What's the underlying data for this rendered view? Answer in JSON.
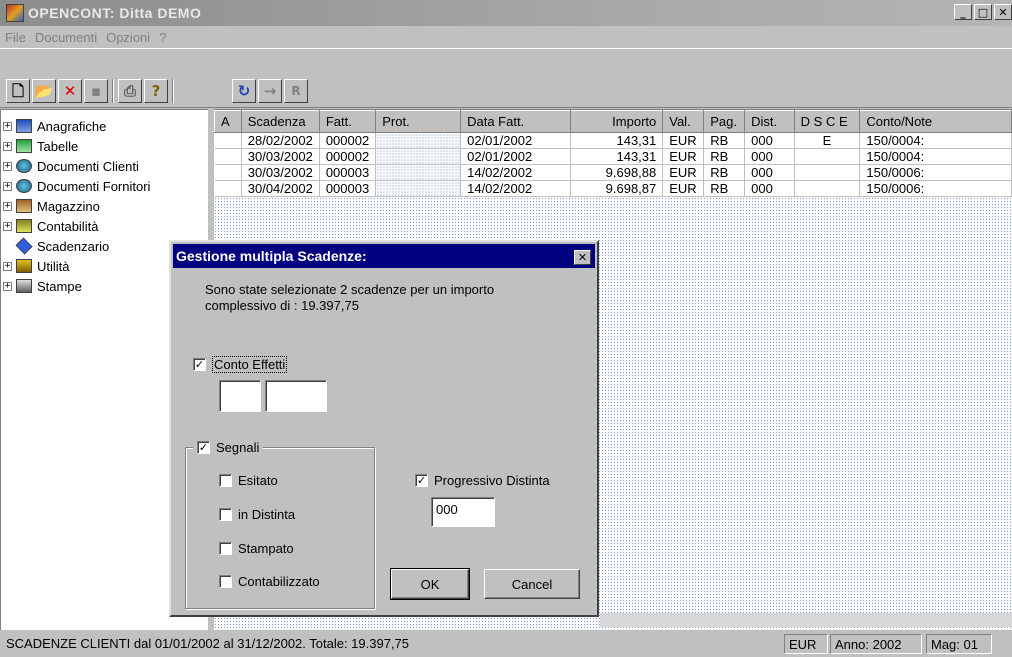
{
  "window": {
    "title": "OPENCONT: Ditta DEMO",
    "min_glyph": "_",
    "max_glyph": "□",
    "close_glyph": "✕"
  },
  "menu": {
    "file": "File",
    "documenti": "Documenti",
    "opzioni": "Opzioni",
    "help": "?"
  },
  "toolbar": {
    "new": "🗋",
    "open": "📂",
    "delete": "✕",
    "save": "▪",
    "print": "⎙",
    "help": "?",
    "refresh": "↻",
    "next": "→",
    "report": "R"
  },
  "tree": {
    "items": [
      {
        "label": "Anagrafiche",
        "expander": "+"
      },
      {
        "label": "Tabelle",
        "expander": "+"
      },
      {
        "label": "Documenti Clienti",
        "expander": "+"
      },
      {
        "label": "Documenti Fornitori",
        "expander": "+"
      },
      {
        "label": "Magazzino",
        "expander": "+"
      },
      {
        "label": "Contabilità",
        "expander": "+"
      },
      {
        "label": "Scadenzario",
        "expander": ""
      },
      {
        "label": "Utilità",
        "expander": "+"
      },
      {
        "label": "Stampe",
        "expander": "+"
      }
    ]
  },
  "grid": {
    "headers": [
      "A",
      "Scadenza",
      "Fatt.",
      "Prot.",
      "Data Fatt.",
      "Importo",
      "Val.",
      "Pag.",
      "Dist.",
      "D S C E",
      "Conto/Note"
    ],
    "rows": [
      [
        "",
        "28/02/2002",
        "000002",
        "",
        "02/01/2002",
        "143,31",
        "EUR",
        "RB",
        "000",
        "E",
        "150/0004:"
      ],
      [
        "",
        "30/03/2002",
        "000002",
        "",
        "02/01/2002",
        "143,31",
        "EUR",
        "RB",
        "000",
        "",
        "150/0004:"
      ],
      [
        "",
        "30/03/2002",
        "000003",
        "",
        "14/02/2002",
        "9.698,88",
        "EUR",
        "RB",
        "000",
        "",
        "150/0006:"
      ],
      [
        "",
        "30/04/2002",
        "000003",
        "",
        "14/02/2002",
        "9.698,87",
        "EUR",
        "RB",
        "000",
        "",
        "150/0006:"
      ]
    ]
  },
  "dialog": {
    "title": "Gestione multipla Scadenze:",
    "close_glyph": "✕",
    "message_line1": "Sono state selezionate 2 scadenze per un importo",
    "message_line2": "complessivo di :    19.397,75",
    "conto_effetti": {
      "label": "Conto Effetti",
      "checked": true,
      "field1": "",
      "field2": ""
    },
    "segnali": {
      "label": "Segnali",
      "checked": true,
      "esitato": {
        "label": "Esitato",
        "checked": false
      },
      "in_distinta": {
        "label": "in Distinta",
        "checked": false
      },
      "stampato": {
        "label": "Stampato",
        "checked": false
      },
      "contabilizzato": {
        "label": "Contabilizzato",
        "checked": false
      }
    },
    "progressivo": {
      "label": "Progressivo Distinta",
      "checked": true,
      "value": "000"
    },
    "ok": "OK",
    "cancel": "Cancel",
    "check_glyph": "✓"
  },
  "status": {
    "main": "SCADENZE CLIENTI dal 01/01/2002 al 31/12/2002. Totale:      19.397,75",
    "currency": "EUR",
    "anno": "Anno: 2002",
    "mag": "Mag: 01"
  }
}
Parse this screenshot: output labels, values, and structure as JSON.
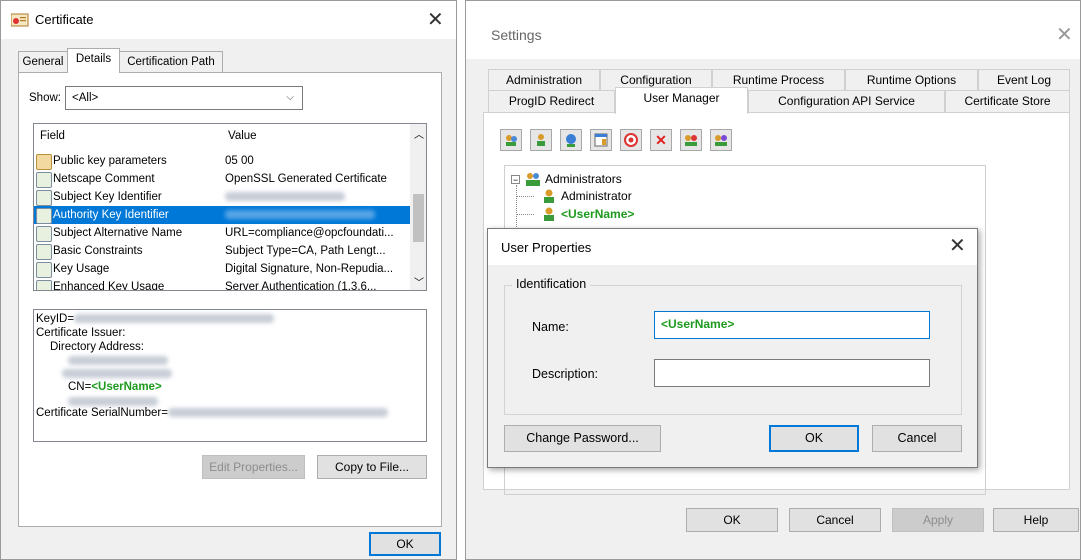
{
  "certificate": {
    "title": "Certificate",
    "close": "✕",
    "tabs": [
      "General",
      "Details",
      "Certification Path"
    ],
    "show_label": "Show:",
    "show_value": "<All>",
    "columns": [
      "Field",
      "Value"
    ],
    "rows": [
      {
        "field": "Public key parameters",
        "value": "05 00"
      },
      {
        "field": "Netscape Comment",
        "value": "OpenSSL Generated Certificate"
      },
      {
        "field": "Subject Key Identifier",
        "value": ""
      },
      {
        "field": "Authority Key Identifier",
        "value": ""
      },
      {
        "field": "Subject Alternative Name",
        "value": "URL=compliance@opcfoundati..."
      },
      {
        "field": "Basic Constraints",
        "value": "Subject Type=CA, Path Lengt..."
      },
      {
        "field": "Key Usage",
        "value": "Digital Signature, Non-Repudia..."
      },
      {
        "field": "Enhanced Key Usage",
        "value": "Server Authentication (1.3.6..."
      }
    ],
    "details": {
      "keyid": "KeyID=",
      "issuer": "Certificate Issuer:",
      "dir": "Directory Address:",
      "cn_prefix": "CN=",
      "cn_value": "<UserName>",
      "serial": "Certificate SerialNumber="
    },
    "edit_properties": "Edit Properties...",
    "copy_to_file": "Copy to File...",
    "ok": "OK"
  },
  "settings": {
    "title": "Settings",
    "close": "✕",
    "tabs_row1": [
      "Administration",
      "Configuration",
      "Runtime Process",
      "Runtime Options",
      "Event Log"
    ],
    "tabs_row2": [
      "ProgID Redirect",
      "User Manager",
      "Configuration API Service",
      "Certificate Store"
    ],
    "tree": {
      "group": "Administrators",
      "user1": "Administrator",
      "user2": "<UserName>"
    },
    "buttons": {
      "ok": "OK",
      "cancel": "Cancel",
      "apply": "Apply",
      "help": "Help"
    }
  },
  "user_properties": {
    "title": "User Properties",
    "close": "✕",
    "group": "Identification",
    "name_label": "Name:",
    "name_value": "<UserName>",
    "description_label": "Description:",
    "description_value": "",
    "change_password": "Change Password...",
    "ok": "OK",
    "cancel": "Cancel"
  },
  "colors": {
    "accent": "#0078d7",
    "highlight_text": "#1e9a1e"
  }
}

Given request:
Reproduce all of the data exactly; the pictures do not belong in the copy.

Correct output:
What's the underlying data for this rendered view? Answer in JSON.
{
  "window": {
    "title": "OPENCONT: Ditta DEMO",
    "min_glyph": "_",
    "max_glyph": "□",
    "close_glyph": "✕"
  },
  "menu": {
    "file": "File",
    "documenti": "Documenti",
    "opzioni": "Opzioni",
    "help": "?"
  },
  "toolbar": {
    "new": "🗋",
    "open": "📂",
    "delete": "✕",
    "save": "▪",
    "print": "⎙",
    "help": "?",
    "refresh": "↻",
    "next": "→",
    "report": "R"
  },
  "tree": {
    "items": [
      {
        "label": "Anagrafiche",
        "expander": "+"
      },
      {
        "label": "Tabelle",
        "expander": "+"
      },
      {
        "label": "Documenti Clienti",
        "expander": "+"
      },
      {
        "label": "Documenti Fornitori",
        "expander": "+"
      },
      {
        "label": "Magazzino",
        "expander": "+"
      },
      {
        "label": "Contabilità",
        "expander": "+"
      },
      {
        "label": "Scadenzario",
        "expander": ""
      },
      {
        "label": "Utilità",
        "expander": "+"
      },
      {
        "label": "Stampe",
        "expander": "+"
      }
    ]
  },
  "grid": {
    "headers": [
      "A",
      "Scadenza",
      "Fatt.",
      "Prot.",
      "Data Fatt.",
      "Importo",
      "Val.",
      "Pag.",
      "Dist.",
      "D S C E",
      "Conto/Note"
    ],
    "rows": [
      [
        "",
        "28/02/2002",
        "000002",
        "",
        "02/01/2002",
        "143,31",
        "EUR",
        "RB",
        "000",
        "E",
        "150/0004:"
      ],
      [
        "",
        "30/03/2002",
        "000002",
        "",
        "02/01/2002",
        "143,31",
        "EUR",
        "RB",
        "000",
        "",
        "150/0004:"
      ],
      [
        "",
        "30/03/2002",
        "000003",
        "",
        "14/02/2002",
        "9.698,88",
        "EUR",
        "RB",
        "000",
        "",
        "150/0006:"
      ],
      [
        "",
        "30/04/2002",
        "000003",
        "",
        "14/02/2002",
        "9.698,87",
        "EUR",
        "RB",
        "000",
        "",
        "150/0006:"
      ]
    ]
  },
  "dialog": {
    "title": "Gestione multipla Scadenze:",
    "close_glyph": "✕",
    "message_line1": "Sono state selezionate 2 scadenze per un importo",
    "message_line2": "complessivo di :    19.397,75",
    "conto_effetti": {
      "label": "Conto Effetti",
      "checked": true,
      "field1": "",
      "field2": ""
    },
    "segnali": {
      "label": "Segnali",
      "checked": true,
      "esitato": {
        "label": "Esitato",
        "checked": false
      },
      "in_distinta": {
        "label": "in Distinta",
        "checked": false
      },
      "stampato": {
        "label": "Stampato",
        "checked": false
      },
      "contabilizzato": {
        "label": "Contabilizzato",
        "checked": false
      }
    },
    "progressivo": {
      "label": "Progressivo Distinta",
      "checked": true,
      "value": "000"
    },
    "ok": "OK",
    "cancel": "Cancel",
    "check_glyph": "✓"
  },
  "status": {
    "main": "SCADENZE CLIENTI dal 01/01/2002 al 31/12/2002. Totale:      19.397,75",
    "currency": "EUR",
    "anno": "Anno: 2002",
    "mag": "Mag: 01"
  }
}
Parse this screenshot: output labels, values, and structure as JSON.
{
  "certificate": {
    "title": "Certificate",
    "close": "✕",
    "tabs": [
      "General",
      "Details",
      "Certification Path"
    ],
    "show_label": "Show:",
    "show_value": "<All>",
    "columns": [
      "Field",
      "Value"
    ],
    "rows": [
      {
        "field": "Public key parameters",
        "value": "05 00"
      },
      {
        "field": "Netscape Comment",
        "value": "OpenSSL Generated Certificate"
      },
      {
        "field": "Subject Key Identifier",
        "value": ""
      },
      {
        "field": "Authority Key Identifier",
        "value": ""
      },
      {
        "field": "Subject Alternative Name",
        "value": "URL=compliance@opcfoundati..."
      },
      {
        "field": "Basic Constraints",
        "value": "Subject Type=CA, Path Lengt..."
      },
      {
        "field": "Key Usage",
        "value": "Digital Signature, Non-Repudia..."
      },
      {
        "field": "Enhanced Key Usage",
        "value": "Server Authentication (1.3.6..."
      }
    ],
    "details": {
      "keyid": "KeyID=",
      "issuer": "Certificate Issuer:",
      "dir": "Directory Address:",
      "cn_prefix": "CN=",
      "cn_value": "<UserName>",
      "serial": "Certificate SerialNumber="
    },
    "edit_properties": "Edit Properties...",
    "copy_to_file": "Copy to File...",
    "ok": "OK"
  },
  "settings": {
    "title": "Settings",
    "close": "✕",
    "tabs_row1": [
      "Administration",
      "Configuration",
      "Runtime Process",
      "Runtime Options",
      "Event Log"
    ],
    "tabs_row2": [
      "ProgID Redirect",
      "User Manager",
      "Configuration API Service",
      "Certificate Store"
    ],
    "tree": {
      "group": "Administrators",
      "user1": "Administrator",
      "user2": "<UserName>"
    },
    "buttons": {
      "ok": "OK",
      "cancel": "Cancel",
      "apply": "Apply",
      "help": "Help"
    }
  },
  "user_properties": {
    "title": "User Properties",
    "close": "✕",
    "group": "Identification",
    "name_label": "Name:",
    "name_value": "<UserName>",
    "description_label": "Description:",
    "description_value": "",
    "change_password": "Change Password...",
    "ok": "OK",
    "cancel": "Cancel"
  },
  "colors": {
    "accent": "#0078d7",
    "highlight_text": "#1e9a1e"
  }
}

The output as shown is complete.